:: Description of the task ::
From the listing below, copy every line with the word "达到合格标准".

:: Entries with figure data ::
•••••
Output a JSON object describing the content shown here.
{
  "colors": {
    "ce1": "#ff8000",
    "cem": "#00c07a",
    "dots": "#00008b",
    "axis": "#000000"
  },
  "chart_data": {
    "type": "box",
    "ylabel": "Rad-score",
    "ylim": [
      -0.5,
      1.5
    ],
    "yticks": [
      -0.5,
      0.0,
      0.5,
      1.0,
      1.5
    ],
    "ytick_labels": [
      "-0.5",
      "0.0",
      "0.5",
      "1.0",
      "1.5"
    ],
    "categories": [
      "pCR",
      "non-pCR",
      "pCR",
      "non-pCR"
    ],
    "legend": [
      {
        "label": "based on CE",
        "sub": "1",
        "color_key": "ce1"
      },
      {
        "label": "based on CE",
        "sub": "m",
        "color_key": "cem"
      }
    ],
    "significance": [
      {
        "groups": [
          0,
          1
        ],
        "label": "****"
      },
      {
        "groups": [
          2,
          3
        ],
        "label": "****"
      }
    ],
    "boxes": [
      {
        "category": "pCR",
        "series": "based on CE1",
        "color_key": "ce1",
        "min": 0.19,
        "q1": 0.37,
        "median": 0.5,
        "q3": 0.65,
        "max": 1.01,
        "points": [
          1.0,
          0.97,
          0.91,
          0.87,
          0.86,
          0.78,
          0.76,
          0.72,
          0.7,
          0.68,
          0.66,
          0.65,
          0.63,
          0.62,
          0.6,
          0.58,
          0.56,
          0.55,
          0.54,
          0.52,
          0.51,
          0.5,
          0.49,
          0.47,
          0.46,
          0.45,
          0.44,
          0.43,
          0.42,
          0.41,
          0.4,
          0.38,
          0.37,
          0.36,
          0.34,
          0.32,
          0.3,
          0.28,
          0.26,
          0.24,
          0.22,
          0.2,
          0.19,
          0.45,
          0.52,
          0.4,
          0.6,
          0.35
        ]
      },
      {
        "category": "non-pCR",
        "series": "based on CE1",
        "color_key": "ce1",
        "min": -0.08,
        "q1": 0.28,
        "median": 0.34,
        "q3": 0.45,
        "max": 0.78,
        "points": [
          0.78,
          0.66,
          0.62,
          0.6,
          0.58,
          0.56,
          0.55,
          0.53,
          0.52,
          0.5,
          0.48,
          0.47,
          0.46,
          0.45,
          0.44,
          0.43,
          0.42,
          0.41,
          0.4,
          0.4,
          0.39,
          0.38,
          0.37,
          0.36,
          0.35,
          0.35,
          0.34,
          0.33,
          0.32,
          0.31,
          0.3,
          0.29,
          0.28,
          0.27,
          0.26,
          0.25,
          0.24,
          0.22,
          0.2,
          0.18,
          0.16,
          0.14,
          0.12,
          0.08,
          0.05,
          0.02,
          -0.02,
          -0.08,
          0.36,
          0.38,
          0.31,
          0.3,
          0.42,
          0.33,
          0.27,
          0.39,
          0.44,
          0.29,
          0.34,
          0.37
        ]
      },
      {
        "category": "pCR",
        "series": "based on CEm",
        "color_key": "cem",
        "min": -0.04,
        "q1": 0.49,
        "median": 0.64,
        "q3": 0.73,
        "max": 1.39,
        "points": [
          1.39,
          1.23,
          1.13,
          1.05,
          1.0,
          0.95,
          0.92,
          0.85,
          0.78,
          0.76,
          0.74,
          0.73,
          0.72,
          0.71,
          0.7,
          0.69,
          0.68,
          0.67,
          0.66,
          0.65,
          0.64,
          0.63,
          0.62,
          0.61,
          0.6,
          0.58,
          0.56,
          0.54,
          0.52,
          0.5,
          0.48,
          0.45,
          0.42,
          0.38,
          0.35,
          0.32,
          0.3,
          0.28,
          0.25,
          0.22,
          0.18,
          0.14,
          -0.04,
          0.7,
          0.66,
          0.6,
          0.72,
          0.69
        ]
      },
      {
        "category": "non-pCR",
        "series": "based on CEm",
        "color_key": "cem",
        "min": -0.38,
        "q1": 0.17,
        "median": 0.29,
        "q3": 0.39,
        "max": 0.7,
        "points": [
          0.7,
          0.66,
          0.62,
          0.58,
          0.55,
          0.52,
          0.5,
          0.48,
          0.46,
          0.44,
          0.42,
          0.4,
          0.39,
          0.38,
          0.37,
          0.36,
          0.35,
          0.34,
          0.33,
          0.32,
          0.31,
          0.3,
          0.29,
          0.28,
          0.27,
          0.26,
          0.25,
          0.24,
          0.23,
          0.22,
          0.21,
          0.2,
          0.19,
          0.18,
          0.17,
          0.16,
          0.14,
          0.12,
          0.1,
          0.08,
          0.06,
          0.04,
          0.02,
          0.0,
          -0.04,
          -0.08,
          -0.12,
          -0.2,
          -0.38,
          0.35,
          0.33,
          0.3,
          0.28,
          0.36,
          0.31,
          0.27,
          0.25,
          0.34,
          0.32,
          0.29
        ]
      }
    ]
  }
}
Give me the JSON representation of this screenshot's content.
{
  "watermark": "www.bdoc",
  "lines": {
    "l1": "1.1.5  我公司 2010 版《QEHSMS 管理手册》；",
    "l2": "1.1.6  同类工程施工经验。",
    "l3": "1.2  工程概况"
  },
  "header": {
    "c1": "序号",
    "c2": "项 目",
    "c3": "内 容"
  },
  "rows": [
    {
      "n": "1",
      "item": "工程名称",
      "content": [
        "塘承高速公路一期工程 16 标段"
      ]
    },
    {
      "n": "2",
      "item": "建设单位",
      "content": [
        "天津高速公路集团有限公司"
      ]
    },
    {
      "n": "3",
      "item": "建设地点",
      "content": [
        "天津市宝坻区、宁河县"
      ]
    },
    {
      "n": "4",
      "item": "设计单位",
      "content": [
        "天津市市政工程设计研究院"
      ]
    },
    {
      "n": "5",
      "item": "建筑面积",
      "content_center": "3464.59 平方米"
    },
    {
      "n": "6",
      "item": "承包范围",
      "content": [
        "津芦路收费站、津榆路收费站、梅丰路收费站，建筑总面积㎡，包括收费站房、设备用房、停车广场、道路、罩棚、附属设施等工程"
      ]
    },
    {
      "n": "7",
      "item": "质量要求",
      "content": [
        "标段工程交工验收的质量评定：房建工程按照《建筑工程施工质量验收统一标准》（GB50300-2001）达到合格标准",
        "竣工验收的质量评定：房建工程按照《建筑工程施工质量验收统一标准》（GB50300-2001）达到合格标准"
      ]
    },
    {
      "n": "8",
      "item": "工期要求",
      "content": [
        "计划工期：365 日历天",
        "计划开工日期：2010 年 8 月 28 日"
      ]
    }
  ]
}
•••••
:: Complete response ::
        "标段工程交工验收的质量评定：房建工程按照《建筑工程施工质量验收统一标准》（GB50300-2001）达到合格标准",
        "竣工验收的质量评定：房建工程按照《建筑工程施工质量验收统一标准》（GB50300-2001）达到合格标准"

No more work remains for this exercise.